## Problem description
All lines in the data bearing the string "talerze" should be identified and copied.
━━━━━━━━━━━━━━━━━━━━
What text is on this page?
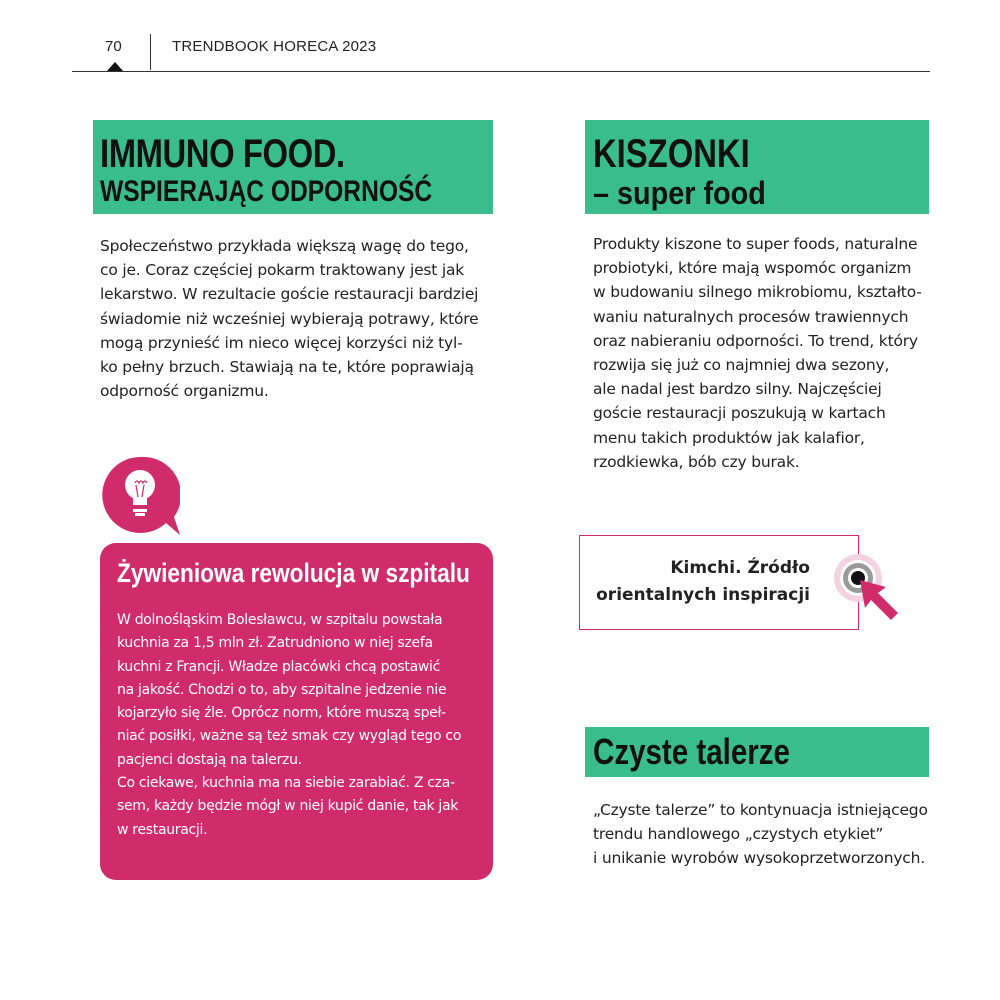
70	TRENDBOOK HORECA 2023
IMMUNO FOOD.
WSPIERAJĄC ODPORNOŚĆ
Społeczeństwo przykłada większą wagę do tego,
co je. Coraz częściej pokarm traktowany jest jak
lekarstwo. W rezultacie goście restauracji bardziej
świadomie niż wcześniej wybierają potrawy, które
mogą przynieść im nieco więcej korzyści niż tyl-
ko pełny brzuch. Stawiają na te, które poprawiają
odporność organizmu.
Żywieniowa rewolucja w szpitalu
W dolnośląskim Bolesławcu, w szpitalu powstała
kuchnia za 1,5 mln zł. Zatrudniono w niej szefa
kuchni z Francji. Władze placówki chcą postawić
na jakość. Chodzi o to, aby szpitalne jedzenie nie
kojarzyło się źle. Oprócz norm, które muszą speł-
niać posiłki, ważne są też smak czy wygląd tego co
pacjenci dostają na talerzu.
Co ciekawe, kuchnia ma na siebie zarabiać. Z cza-
sem, każdy będzie mógł w niej kupić danie, tak jak
w restauracji.
KISZONKI
– super food
Produkty kiszone to super foods, naturalne
probiotyki, które mają wspomóc organizm
w budowaniu silnego mikrobiomu, kształto-
waniu naturalnych procesów trawiennych
oraz nabieraniu odporności. To trend, który
rozwija się już co najmniej dwa sezony,
ale nadal jest bardzo silny. Najczęściej
goście restauracji poszukują w kartach
menu takich produktów jak kalafior,
rzodkiewka, bób czy burak.
Kimchi. Źródło
orientalnych inspiracji
Czyste talerze
„Czyste talerze” to kontynuacja istniejącego
trendu handlowego „czystych etykiet”
i unikanie wyrobów wysokoprzetworzonych.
━━━━━━━━━━━━━━━━━━━━
## Written response
Czyste talerze
„Czyste talerze” to kontynuacja istniejącego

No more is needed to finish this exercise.